ENTRIES PROVIDED:
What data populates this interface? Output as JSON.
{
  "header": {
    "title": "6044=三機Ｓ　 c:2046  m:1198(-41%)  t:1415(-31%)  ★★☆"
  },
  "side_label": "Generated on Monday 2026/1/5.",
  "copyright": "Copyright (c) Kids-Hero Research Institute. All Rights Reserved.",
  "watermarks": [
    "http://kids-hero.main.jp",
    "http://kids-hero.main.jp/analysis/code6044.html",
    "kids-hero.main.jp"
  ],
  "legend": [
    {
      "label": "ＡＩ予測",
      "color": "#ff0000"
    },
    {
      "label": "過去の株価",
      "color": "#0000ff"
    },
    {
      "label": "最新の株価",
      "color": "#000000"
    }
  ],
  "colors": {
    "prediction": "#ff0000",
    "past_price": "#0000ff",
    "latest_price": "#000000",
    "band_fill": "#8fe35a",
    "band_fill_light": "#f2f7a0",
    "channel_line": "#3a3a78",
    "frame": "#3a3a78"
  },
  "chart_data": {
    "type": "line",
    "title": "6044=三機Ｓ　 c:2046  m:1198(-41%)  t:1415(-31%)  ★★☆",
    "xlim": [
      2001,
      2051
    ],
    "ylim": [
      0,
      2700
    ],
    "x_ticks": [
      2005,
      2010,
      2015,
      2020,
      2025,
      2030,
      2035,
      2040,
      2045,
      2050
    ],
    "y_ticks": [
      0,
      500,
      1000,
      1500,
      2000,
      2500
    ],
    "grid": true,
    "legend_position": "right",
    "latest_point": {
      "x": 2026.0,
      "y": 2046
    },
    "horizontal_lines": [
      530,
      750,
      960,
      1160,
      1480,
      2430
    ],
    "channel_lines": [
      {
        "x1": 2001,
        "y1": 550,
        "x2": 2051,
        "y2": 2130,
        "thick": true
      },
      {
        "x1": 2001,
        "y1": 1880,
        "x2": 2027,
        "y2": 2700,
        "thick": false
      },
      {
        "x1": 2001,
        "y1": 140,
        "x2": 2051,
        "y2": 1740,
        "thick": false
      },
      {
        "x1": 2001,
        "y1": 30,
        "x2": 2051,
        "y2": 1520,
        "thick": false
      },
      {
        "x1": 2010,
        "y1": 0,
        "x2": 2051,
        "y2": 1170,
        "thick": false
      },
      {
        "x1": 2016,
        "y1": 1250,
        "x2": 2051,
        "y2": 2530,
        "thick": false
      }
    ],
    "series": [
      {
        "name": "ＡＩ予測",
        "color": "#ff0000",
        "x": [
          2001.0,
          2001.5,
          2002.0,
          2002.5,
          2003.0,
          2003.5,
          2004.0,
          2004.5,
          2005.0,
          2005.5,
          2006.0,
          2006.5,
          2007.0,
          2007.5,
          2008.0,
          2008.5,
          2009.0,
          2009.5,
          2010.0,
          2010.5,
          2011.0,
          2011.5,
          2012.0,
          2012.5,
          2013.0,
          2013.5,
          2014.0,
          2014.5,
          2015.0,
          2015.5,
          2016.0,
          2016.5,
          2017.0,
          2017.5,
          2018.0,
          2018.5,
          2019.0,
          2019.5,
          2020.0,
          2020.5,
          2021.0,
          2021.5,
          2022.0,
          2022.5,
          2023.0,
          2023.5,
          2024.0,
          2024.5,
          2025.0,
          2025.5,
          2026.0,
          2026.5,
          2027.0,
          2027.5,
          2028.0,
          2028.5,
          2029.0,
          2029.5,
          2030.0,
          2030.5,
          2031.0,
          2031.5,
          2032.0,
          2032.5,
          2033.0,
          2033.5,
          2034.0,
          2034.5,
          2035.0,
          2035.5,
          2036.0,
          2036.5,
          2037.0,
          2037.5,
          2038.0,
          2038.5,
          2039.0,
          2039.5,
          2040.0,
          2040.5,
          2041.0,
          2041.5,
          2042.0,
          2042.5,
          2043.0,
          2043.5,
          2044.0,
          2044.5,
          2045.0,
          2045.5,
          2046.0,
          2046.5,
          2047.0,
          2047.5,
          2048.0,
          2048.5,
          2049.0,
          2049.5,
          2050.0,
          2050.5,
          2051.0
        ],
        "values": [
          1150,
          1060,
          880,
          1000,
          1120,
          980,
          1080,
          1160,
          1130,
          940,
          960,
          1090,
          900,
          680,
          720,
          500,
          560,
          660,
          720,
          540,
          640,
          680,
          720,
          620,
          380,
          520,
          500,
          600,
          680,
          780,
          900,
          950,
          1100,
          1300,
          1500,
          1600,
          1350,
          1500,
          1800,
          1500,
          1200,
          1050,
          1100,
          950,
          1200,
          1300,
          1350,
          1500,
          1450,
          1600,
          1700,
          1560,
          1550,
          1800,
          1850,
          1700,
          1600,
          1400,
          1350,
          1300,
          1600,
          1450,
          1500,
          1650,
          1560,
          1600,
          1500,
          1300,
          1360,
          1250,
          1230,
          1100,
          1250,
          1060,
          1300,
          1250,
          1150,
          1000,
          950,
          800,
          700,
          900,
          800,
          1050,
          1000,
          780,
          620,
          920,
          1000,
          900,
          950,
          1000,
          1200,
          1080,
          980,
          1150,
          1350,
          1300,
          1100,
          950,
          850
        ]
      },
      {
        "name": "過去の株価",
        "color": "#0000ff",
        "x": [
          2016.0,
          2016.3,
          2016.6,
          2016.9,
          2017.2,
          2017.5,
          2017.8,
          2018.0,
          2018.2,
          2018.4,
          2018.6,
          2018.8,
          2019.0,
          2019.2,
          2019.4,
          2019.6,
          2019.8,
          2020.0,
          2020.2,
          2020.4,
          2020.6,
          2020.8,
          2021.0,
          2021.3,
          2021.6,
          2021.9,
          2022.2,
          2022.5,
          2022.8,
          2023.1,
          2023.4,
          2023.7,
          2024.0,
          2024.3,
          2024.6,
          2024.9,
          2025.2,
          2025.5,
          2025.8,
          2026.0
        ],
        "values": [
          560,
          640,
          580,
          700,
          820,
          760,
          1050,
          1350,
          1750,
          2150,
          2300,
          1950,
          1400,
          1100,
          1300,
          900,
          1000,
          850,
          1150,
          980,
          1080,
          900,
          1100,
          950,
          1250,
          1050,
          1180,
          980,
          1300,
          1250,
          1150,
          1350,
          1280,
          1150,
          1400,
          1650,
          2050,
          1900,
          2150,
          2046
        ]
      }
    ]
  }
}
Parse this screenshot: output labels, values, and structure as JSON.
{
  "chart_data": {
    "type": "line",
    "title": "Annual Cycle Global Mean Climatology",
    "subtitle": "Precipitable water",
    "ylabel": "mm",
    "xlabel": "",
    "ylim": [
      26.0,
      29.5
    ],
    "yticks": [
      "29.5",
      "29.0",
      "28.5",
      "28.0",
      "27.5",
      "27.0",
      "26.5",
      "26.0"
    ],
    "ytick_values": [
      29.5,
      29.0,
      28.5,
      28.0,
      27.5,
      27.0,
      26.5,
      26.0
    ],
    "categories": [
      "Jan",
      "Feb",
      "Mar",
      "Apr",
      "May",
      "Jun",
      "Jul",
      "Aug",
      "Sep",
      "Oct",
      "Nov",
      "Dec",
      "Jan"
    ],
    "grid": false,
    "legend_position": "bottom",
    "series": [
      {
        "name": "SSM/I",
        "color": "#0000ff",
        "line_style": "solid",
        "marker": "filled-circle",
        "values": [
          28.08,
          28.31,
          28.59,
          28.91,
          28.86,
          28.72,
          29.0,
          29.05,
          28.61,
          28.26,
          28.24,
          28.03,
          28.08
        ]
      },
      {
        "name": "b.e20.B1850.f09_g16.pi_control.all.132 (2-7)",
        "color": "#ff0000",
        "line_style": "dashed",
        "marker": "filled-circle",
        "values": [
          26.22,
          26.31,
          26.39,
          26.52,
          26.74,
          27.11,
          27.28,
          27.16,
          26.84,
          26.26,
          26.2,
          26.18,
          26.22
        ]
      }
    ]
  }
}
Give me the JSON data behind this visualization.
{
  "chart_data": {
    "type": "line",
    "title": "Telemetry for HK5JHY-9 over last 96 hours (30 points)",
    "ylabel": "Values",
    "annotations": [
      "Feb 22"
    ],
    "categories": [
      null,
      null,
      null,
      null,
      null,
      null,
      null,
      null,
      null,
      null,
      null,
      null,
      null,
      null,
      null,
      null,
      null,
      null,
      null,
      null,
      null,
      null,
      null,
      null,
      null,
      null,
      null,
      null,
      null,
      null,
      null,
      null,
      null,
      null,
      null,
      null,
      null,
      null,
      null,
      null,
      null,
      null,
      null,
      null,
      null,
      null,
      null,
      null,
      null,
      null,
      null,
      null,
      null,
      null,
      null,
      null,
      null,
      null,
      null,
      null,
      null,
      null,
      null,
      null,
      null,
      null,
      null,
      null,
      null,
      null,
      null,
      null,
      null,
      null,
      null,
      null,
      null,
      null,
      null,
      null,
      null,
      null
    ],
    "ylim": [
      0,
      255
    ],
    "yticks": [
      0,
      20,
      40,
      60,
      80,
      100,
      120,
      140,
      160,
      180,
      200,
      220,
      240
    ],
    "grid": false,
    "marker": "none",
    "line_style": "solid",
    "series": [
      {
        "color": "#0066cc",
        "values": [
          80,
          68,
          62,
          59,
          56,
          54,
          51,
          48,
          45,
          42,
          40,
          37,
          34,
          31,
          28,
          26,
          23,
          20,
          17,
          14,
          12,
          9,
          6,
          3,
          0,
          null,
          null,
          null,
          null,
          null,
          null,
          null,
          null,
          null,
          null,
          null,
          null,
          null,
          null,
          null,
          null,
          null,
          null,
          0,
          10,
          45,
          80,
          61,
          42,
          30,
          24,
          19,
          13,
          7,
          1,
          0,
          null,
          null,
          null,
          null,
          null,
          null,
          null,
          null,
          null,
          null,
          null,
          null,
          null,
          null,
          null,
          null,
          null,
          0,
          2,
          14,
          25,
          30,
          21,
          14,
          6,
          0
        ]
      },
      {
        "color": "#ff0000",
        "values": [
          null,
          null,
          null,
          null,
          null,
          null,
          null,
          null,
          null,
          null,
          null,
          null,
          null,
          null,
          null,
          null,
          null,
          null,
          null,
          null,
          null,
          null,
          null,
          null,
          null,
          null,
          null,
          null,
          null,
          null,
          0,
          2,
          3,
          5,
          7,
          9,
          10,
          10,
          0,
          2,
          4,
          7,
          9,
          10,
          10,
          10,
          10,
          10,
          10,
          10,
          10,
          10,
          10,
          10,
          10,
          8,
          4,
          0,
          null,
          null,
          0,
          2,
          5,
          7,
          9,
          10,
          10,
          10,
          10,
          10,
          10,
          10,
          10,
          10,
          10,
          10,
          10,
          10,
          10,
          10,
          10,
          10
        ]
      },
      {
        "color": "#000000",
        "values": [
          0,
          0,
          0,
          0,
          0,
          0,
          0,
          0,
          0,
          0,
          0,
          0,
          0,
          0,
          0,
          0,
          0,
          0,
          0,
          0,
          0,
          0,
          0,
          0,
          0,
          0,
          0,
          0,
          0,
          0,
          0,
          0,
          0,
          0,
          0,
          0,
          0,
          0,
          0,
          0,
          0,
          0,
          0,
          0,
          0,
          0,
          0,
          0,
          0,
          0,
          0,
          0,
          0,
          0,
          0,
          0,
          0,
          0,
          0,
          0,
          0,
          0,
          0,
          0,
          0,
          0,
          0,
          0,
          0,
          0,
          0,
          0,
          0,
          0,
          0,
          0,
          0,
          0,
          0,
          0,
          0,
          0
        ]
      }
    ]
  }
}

WORK TO COMPLETE: List all lines in the material containing the string "this".

EXPECTED ANSWER:
What data populates this interface? Output as JSON.
Parse this screenshot: output labels, values, and structure as JSON.
Give me the JSON data behind this visualization.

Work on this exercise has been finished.